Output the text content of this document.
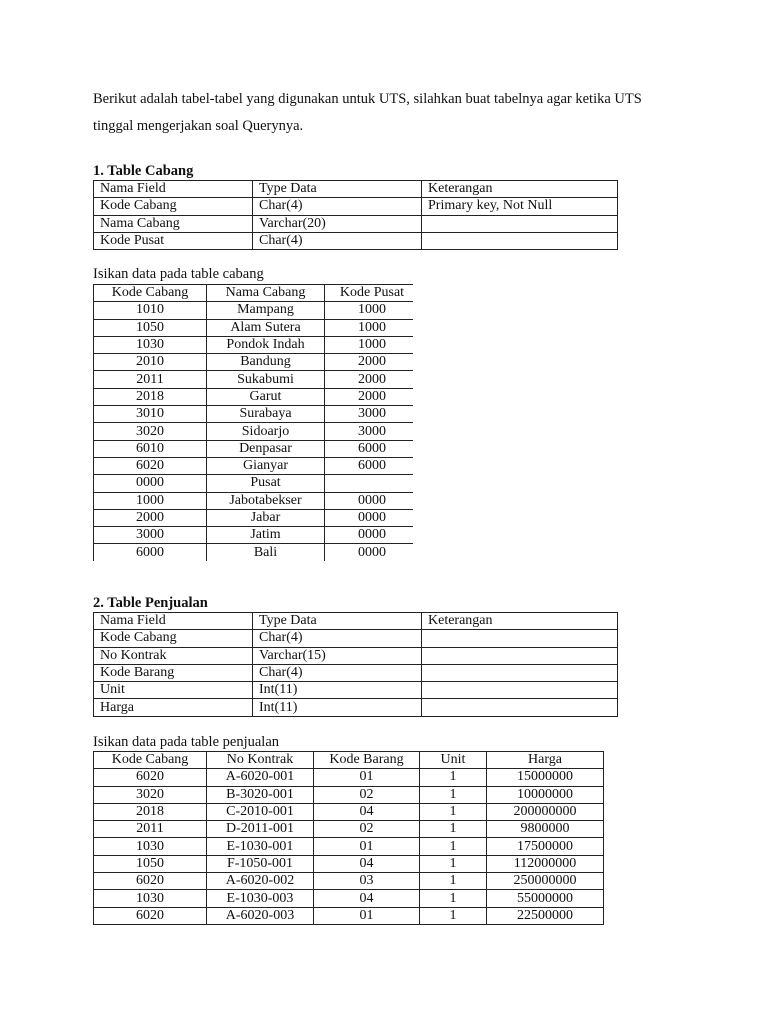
Berikut adalah tabel-tabel yang digunakan untuk UTS, silahkan buat tabelnya agar ketika UTS

tinggal mengerjakan soal Querynya.

1. Table Cabang
Nama Field	Type Data	Keterangan
Kode Cabang	Char(4)	Primary key, Not Null
Nama Cabang	Varchar(20)	
Kode Pusat	Char(4)	
Isikan data pada table cabang
Kode Cabang	Nama Cabang	Kode Pusat
1010	Mampang	1000
1050	Alam Sutera	1000
1030	Pondok Indah	1000
2010	Bandung	2000
2011	Sukabumi	2000
2018	Garut	2000
3010	Surabaya	3000
3020	Sidoarjo	3000
6010	Denpasar	6000
6020	Gianyar	6000
0000	Pusat	
1000	Jabotabekser	0000
2000	Jabar	0000
3000	Jatim	0000
6000	Bali	0000
2. Table Penjualan
Nama Field	Type Data	Keterangan
Kode Cabang	Char(4)	
No Kontrak	Varchar(15)	
Kode Barang	Char(4)	
Unit	Int(11)	
Harga	Int(11)	
Isikan data pada table penjualan
Kode Cabang	No Kontrak	Kode Barang	Unit	Harga
6020	A-6020-001	01	1	15000000
3020	B-3020-001	02	1	10000000
2018	C-2010-001	04	1	200000000
2011	D-2011-001	02	1	9800000
1030	E-1030-001	01	1	17500000
1050	F-1050-001	04	1	112000000
6020	A-6020-002	03	1	250000000
1030	E-1030-003	04	1	55000000
6020	A-6020-003	01	1	22500000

PROBLEM TO WORK ON:
Return the records exactly. Don't carry the pictures over.

COMPLETED EXERCISE:
Output the text content of this document.
Berikut adalah tabel-tabel yang digunakan untuk UTS, silahkan buat tabelnya agar ketika UTS

tinggal mengerjakan soal Querynya.

1. Table Cabang
Nama Field	Type Data	Keterangan
Kode Cabang	Char(4)	Primary key, Not Null
Nama Cabang	Varchar(20)	
Kode Pusat	Char(4)	
Isikan data pada table cabang
Kode Cabang	Nama Cabang	Kode Pusat
1010	Mampang	1000
1050	Alam Sutera	1000
1030	Pondok Indah	1000
2010	Bandung	2000
2011	Sukabumi	2000
2018	Garut	2000
3010	Surabaya	3000
3020	Sidoarjo	3000
6010	Denpasar	6000
6020	Gianyar	6000
0000	Pusat	
1000	Jabotabekser	0000
2000	Jabar	0000
3000	Jatim	0000
6000	Bali	0000
2. Table Penjualan
Nama Field	Type Data	Keterangan
Kode Cabang	Char(4)	
No Kontrak	Varchar(15)	
Kode Barang	Char(4)	
Unit	Int(11)	
Harga	Int(11)	
Isikan data pada table penjualan
Kode Cabang	No Kontrak	Kode Barang	Unit	Harga
6020	A-6020-001	01	1	15000000
3020	B-3020-001	02	1	10000000
2018	C-2010-001	04	1	200000000
2011	D-2011-001	02	1	9800000
1030	E-1030-001	01	1	17500000
1050	F-1050-001	04	1	112000000
6020	A-6020-002	03	1	250000000
1030	E-1030-003	04	1	55000000
6020	A-6020-003	01	1	22500000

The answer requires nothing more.